Tally the lines in the data that follows that include the word "this", and report nothing but the total.

-- START DATASET ENTRIES --

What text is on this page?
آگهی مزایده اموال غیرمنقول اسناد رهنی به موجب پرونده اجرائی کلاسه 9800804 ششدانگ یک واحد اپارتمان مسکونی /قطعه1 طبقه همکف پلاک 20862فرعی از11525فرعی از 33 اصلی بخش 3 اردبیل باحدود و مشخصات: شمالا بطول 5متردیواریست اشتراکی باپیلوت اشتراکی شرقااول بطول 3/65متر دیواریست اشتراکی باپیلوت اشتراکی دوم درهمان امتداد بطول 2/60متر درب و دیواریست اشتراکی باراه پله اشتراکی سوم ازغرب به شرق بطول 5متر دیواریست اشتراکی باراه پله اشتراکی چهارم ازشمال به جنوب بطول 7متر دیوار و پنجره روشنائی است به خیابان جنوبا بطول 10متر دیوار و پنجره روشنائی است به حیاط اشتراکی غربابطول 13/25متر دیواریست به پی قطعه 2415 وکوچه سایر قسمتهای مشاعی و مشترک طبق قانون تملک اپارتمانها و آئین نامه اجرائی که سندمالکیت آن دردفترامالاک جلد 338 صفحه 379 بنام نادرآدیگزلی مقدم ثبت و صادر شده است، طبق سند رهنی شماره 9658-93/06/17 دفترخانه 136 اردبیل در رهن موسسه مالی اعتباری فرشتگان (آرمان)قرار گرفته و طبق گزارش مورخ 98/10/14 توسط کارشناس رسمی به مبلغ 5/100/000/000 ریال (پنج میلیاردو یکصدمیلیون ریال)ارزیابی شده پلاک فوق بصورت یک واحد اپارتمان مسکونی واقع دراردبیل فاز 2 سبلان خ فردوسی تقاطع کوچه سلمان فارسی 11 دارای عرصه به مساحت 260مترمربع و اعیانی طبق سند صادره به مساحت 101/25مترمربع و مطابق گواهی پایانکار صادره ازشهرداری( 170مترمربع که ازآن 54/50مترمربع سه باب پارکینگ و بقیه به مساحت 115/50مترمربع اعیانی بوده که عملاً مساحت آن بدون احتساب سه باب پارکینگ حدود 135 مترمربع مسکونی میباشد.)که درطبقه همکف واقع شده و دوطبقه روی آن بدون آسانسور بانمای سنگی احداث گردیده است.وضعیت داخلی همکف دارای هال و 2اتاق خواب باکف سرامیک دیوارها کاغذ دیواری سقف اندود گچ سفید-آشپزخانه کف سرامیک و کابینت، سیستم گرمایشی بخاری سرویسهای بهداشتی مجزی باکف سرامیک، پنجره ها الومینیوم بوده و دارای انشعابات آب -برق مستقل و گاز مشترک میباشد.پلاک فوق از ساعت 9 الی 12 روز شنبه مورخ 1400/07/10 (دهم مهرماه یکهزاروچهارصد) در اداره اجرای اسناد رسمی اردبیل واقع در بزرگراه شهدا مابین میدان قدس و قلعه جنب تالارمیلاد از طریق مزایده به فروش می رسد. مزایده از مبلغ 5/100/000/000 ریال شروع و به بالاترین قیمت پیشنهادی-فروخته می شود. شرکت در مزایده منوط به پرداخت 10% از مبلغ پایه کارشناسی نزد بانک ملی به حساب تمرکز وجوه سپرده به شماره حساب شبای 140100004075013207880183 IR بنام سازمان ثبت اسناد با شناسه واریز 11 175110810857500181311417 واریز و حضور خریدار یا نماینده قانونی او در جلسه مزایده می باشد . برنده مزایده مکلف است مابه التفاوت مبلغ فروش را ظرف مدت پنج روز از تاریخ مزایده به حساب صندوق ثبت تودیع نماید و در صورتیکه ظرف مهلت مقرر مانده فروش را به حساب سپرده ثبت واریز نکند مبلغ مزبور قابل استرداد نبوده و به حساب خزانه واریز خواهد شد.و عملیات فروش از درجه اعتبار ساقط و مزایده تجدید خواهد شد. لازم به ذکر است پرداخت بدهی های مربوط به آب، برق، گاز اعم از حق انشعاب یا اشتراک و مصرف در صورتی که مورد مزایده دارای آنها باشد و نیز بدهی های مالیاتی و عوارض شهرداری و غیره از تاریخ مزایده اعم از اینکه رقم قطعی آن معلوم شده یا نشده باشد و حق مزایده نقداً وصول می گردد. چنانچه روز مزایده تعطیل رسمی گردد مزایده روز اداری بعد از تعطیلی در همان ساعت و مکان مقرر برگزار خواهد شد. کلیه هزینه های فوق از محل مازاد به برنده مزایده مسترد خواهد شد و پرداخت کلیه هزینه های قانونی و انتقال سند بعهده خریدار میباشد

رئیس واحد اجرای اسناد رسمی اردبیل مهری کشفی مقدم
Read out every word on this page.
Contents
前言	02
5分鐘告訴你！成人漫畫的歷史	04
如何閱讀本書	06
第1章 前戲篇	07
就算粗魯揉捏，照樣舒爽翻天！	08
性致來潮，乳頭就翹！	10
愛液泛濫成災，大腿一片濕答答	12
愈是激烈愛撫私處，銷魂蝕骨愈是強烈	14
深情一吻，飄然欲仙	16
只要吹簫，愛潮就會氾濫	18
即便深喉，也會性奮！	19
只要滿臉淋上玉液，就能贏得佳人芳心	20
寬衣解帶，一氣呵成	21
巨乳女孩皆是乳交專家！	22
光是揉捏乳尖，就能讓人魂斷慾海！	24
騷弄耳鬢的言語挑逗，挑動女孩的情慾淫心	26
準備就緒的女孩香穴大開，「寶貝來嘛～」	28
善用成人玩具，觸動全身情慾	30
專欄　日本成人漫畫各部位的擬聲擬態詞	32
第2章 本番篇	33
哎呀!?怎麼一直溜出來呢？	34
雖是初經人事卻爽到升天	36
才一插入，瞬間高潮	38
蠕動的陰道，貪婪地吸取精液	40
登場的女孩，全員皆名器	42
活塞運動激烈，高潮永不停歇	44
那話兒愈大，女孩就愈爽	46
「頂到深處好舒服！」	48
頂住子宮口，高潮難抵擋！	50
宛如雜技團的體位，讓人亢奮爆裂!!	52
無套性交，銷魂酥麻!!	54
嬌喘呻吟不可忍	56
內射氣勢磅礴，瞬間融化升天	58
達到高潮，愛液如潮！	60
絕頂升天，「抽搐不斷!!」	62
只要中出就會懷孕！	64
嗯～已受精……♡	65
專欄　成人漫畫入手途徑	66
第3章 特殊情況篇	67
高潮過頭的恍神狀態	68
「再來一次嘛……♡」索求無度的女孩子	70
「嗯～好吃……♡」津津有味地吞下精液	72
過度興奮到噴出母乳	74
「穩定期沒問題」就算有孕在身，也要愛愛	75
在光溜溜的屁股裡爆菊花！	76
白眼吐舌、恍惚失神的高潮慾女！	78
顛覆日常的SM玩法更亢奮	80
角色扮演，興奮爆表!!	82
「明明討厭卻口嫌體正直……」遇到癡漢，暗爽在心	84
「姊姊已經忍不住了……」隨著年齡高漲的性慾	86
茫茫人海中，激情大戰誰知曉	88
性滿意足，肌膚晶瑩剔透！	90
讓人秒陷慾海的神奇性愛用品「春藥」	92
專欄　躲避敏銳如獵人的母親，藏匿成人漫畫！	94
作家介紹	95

-- END DATASET ENTRIES --

**RESPONSE:** 2